Using the case report on aortic coarctation and tinnitus, explain in one to three sentences why the surgeons chose to bypass the coarctation.
#### Excerpt provided ####
Under general anaesthesia, the patient was placed in right lateral position. Thoracotomy was performed through the fifth inter-costal space. The posterior pleura was incised. The findings were coarctation of the descending aorta, 4 cm distal to the origin of the left subclavian artery. There was a marked thrill across the coarctation and several inter-costal vessels of 6–7 mm were present. The distal pressures were 20 mmHg less than the radial artery pressures. Tapes were placed around the arch and the descending aorta. The inter-costal arteries were controlled with silastic slings. On test occlusion there was a significant depression of pressures in the lower limb, hence a decision was made to bypass the coarctation. The coarctation was repaired using partial clamps and a 20 mm Gelseal tube graft bypass. During partial occlusion a distal mean pressure of 70 mmHg was maintained. The coarctation was ligated after the bypass procedure to avoid aneurysm formation.
He was extubated after 2 h in the intensive care unit. On regaining consciousness he noticed his lifelong tinnitus had completely disappeared and his hearing improved. There were no neurological complications.
His blood pressure on discharge was 130/90 mmHg. He was on atenolol 50 mmHg once a day. A postoperative audiogram was performed and it showed his sensorineural hearing restored to normal (Fig. 1) . Preoperatively he had a 50dB loss. He is asymptomatic after 3 years without any anti-hypertensive medications.
Coarctation of aorta is present in about 50 per 100,000 live births . Coarctation of aorta in adults usually presents in the post-ductal region. The presenting symptoms of patients with coarctation is predominately uncontrolled hypertension, cardiac failure, visual disturbances, and poor distal circulation. There is an association with berry aneurysms and they may present with haemorrhage and stroke, but no mention has been made of an association between coarctation and tinnitus in the literature.
Tinnitus is defined, as any abnormal noise perceived in the absence of external acoustic stimulus; this can further be classified as objective or subjective tinnitus . Subjective tinnitus is tinnitus perceived only by the patient. Objective tinnitus refers to sound wave energy, which may be perceived and recorded by an examiner . Objective tinnitus is rare and it is either due to turbulent blood flow or contractions of the palatal or stapedial smooth muscles  The characteristics of tinnitus is multiple and varied. It may be low or high pitched, buzzing or ringing, loud or soft, paroxysmal or constant . Pulsatile tinnitus is the result of the sound of non-laminar blood flow transmitted to the cochlea . It almost always coincides with the heart rate. The causes include arteriovenous shunts, arterioarterial shunts and intraluminal irregularities. Most often the intraluminal causes are due to carotid stenosis .
Evaluation includes a thorough history, complete head and neck evaluation and otological examination with audiometry. Doppler scans, MRI and angiograms are further investigative options . Treatment options depend on the cause.
The possible cause of tinnitus in our patient is the turbulent flow across the coarctation conducted into the carotid arteries to cause tinnitus and sensorineural deafness.
His lifelong intractable pulsatile tinnitus and sensorineural deafness resolved completely following a tube bypass for the aortic coarctation.
To the best of our knowledge there have not been any reports in the literature with coarctation of aorta as a cause of pulsatile tinnitus, which was resolved after surgical correction.
#### Data under study ####
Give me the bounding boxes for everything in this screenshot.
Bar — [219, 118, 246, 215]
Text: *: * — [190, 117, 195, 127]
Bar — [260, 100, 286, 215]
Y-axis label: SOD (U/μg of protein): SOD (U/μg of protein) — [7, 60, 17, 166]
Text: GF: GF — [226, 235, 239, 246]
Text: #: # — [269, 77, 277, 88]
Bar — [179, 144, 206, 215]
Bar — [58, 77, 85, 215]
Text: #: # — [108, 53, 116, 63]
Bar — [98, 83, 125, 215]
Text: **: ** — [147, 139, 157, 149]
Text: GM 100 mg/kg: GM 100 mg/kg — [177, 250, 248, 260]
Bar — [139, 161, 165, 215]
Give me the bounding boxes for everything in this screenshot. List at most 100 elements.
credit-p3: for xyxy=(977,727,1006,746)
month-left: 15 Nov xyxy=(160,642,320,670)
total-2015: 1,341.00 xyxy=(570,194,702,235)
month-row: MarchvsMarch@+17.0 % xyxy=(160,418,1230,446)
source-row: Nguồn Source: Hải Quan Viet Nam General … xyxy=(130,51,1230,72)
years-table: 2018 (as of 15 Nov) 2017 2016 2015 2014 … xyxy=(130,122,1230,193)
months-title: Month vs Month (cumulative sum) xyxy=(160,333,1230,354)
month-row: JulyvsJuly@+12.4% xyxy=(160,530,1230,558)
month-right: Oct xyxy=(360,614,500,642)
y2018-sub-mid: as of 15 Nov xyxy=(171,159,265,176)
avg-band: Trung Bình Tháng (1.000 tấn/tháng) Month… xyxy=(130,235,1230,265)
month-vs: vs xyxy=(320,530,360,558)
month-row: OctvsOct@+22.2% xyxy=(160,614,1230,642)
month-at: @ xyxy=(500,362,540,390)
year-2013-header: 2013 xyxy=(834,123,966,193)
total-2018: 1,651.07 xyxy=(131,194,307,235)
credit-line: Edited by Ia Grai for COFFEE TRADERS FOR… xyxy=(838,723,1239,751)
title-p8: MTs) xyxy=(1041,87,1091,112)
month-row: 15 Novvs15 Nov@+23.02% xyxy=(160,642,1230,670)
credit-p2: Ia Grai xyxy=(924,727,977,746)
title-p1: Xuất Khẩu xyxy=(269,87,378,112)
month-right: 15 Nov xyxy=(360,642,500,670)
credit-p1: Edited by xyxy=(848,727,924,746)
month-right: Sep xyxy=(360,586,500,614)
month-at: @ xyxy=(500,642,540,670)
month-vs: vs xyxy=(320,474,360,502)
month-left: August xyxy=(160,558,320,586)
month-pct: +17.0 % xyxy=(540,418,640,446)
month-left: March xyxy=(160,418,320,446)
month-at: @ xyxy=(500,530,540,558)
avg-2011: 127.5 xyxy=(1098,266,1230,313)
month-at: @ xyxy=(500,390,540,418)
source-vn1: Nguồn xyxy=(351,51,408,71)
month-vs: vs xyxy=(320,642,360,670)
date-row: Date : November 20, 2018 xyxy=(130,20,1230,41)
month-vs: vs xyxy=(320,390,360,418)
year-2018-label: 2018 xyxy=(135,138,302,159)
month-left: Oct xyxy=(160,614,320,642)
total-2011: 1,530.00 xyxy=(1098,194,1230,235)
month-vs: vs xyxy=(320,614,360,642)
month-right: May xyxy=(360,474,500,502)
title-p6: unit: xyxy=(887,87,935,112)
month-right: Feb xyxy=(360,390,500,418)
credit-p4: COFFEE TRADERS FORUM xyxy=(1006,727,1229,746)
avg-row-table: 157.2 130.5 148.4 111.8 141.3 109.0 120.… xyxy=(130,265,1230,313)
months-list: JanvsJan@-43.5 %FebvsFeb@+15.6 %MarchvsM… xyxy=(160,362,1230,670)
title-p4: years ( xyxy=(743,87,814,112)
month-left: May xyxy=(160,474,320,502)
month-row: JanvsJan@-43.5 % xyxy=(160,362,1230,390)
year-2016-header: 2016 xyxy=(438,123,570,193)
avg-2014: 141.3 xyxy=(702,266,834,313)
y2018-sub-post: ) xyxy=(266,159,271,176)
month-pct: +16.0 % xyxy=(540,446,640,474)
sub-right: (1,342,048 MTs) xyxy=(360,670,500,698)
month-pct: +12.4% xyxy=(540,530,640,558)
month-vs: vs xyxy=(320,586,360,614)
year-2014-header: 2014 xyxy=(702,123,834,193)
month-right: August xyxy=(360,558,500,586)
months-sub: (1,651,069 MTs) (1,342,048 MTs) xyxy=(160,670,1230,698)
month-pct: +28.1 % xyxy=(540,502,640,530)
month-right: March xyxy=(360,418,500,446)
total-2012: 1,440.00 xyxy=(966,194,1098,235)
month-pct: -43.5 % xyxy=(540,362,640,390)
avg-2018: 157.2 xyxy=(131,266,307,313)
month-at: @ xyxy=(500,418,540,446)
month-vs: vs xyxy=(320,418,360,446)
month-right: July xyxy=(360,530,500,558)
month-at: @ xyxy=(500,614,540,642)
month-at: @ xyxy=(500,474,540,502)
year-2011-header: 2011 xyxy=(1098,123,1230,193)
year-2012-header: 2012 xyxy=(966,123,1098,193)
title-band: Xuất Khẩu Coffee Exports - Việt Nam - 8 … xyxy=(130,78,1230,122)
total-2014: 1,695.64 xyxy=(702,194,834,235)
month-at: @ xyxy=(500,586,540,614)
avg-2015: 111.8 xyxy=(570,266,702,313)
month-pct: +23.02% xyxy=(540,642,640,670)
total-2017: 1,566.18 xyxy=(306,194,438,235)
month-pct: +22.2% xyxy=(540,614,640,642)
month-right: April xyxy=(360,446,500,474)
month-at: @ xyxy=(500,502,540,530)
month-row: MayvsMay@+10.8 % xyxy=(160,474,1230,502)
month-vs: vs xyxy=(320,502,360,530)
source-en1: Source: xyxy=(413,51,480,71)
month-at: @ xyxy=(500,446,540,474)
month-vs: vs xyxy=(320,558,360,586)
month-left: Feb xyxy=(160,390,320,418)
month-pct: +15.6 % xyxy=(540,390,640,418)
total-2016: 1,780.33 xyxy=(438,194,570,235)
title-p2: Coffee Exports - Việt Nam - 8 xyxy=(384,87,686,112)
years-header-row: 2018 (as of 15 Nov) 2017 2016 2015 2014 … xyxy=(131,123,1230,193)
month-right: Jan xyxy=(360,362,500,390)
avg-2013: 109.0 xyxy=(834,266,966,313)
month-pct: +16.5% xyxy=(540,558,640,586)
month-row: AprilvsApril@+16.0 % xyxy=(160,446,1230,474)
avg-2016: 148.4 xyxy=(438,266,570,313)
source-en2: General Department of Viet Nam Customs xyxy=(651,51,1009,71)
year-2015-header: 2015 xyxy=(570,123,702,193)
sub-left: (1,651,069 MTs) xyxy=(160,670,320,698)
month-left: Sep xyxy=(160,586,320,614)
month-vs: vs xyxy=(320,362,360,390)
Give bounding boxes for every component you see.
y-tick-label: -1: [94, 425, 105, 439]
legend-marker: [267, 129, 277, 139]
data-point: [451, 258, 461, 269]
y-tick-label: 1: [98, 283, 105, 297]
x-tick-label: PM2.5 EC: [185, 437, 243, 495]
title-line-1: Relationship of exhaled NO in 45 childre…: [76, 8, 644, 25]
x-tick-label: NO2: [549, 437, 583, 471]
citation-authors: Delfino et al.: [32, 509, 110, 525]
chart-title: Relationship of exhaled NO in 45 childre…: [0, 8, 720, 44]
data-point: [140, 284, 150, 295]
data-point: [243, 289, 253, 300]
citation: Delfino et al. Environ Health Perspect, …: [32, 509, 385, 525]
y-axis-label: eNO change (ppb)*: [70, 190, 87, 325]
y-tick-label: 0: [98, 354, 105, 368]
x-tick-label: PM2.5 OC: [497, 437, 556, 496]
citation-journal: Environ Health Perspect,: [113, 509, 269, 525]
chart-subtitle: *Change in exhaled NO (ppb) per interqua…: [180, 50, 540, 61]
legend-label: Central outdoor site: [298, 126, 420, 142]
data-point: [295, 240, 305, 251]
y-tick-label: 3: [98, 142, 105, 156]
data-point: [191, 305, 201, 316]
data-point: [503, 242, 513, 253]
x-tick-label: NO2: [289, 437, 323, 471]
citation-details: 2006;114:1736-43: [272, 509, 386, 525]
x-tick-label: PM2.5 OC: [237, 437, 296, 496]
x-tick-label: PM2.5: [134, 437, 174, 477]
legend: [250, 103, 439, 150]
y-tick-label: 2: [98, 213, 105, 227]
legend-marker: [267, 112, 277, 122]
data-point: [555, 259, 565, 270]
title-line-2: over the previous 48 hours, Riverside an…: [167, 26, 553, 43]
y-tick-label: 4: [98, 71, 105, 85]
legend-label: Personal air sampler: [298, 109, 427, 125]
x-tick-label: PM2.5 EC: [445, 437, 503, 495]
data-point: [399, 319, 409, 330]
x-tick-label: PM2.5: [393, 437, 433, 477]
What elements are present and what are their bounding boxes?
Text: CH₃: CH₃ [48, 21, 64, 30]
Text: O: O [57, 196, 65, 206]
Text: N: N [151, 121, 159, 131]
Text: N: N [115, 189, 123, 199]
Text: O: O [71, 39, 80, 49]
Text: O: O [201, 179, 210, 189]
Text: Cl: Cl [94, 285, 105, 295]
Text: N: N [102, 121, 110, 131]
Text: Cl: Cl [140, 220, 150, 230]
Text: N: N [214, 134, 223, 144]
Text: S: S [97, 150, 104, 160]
####
- **Your solution**:
When the aorta was test-occluded, lower-limb pressures dropped significantly. Because of that drop, the surgeons decided to bypass the coarctation.